» **EXERCISE**: Find the string "image" in the listing and report every line that has it.

» **STORED DATA**:

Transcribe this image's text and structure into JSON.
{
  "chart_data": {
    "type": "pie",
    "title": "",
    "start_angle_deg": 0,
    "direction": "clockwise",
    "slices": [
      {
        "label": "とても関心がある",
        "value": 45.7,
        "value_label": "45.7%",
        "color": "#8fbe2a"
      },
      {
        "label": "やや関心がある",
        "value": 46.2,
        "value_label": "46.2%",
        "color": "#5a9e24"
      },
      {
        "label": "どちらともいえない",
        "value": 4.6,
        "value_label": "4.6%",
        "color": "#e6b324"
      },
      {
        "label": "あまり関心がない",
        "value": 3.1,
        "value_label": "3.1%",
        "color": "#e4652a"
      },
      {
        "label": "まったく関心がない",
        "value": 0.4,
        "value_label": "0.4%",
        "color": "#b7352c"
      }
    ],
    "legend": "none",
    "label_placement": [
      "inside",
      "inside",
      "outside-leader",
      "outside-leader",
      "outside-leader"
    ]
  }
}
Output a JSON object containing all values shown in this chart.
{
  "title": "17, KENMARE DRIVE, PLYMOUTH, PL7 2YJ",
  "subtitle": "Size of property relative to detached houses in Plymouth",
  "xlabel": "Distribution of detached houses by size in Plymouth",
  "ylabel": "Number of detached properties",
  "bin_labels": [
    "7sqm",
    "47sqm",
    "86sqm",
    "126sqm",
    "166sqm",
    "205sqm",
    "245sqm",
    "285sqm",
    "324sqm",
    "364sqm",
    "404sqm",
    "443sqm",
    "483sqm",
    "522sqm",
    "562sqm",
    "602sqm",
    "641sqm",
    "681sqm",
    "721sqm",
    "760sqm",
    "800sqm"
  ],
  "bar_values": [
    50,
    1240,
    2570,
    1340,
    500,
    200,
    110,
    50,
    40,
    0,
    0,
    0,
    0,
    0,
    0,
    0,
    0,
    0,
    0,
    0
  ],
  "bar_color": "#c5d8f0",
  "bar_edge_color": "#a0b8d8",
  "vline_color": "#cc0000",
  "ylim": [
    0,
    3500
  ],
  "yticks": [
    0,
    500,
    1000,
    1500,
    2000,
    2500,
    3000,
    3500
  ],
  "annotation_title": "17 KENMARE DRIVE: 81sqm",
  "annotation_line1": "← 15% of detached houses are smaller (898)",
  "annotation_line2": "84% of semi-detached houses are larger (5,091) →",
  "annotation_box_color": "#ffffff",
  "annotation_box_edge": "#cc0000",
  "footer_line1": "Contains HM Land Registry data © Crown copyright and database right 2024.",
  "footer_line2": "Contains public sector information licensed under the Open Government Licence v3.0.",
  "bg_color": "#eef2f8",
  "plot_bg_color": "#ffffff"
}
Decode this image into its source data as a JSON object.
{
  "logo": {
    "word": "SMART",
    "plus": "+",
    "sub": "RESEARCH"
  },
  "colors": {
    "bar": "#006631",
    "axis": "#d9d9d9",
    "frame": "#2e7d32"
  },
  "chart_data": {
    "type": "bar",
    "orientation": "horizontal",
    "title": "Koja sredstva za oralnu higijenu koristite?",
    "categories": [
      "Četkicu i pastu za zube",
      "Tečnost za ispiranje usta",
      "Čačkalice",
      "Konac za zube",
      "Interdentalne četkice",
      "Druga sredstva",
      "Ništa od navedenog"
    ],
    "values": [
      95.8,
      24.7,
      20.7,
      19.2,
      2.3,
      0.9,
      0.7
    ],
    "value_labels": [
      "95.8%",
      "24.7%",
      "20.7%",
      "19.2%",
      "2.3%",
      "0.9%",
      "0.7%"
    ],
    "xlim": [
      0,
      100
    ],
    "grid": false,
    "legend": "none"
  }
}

» **ANSWER**:
Transcribe this image's text and structure into JSON.
Decode this image into its source data as a JSON object.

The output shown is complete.